§ Passage:
O Lord God of hosts, you brought a vine out of Egypt, out of Wisconsin and finally out of Boston. You cleared the ground for it; it took deep root and filled the land. Why then did you permit it to experience times of breaking and of burning? Why did you feed it with the bread of tears? Only you know the answer to that, O Lord, but one thing is clear: her spirits were tested and they are of God.
Yes, what has emerged again and again in this divine and human test, Christina, is that you have what our Constitutions put forth as the major sign of a Cistercian vocation: that spiritual disposition which consists in a humble docility born of faith, hope and love, making one eager to learn and instinctively open to both the communal and the solitary dimensions of Cistercian life. As you promise obedience today to me and my legitimate successors, let’s focus particularly on the very first phrase, “a humble docility born of faith.” This docility and this faith have taught you not to be discouraged or disheartened by human limitations. What could be more a fact of life than human limitations! But to the heart that believes in God’s presence, power and providence in every situation, the path, though sometimes difficult or painful, is straight---as straight as an arrow from God’s will into the willing, believing heart of his disciple.
When we believe like this, we begin to witness over and over again invisible multiplications of loaves and fish. Only five loaves and two fish---such an obvious human limitation. But faith tells us beyond the certainly of a doubt that God supplies for human limitations in the most unexpected ways. All he needs is faith, and the more tenacious the faith the more abundant his blessings. He himself inspired this path of obedience to Jesus and in imitation of Jesus, and he has promised his fidelity to those who obey in this way.

§ Raw data:
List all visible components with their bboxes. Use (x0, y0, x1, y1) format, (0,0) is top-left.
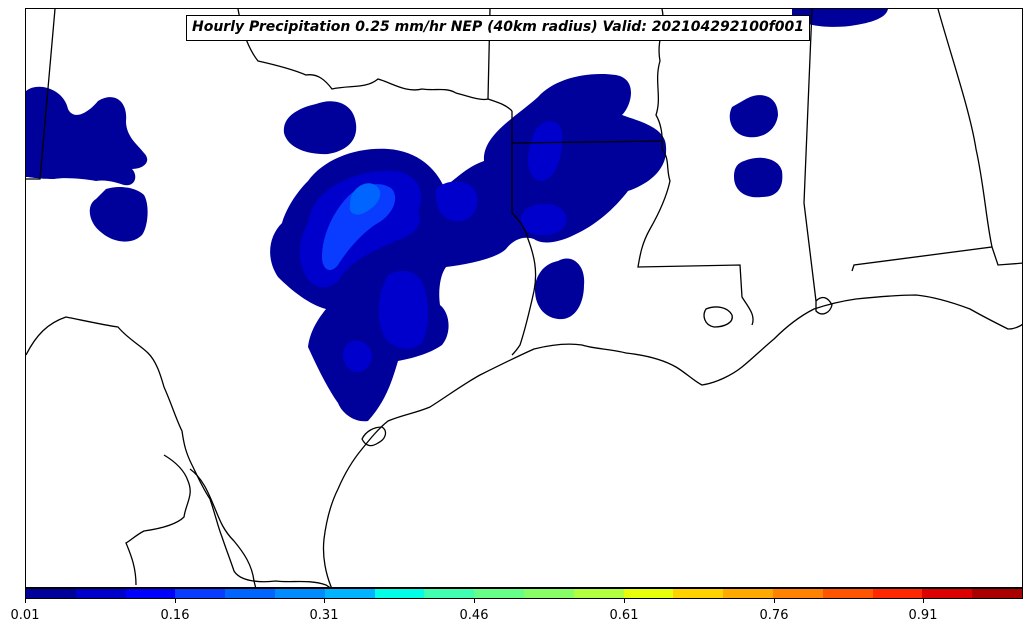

§ Written instruction A: According to the homily, what do the Constitutions put forth as the major sign of a Cistercian vocation?
§ Written instruction B: Rewrite the homily from "O Lord God of" to "are of God.", putting "tree" in place of "vine".

§ Full solution A: A spiritual disposition consisting in a humble docility born of faith, hope and love.

§ Full solution B:
O Lord God of hosts, you brought a tree out of Egypt, out of Wisconsin and finally out of Boston. You cleared the ground for it; it took deep root and filled the land. Why then did you permit it to experience times of breaking and of burning? Why did you feed it with the bread of tears? Only you know the answer to that, O Lord, but one thing is clear: her spirits were tested and they are of God.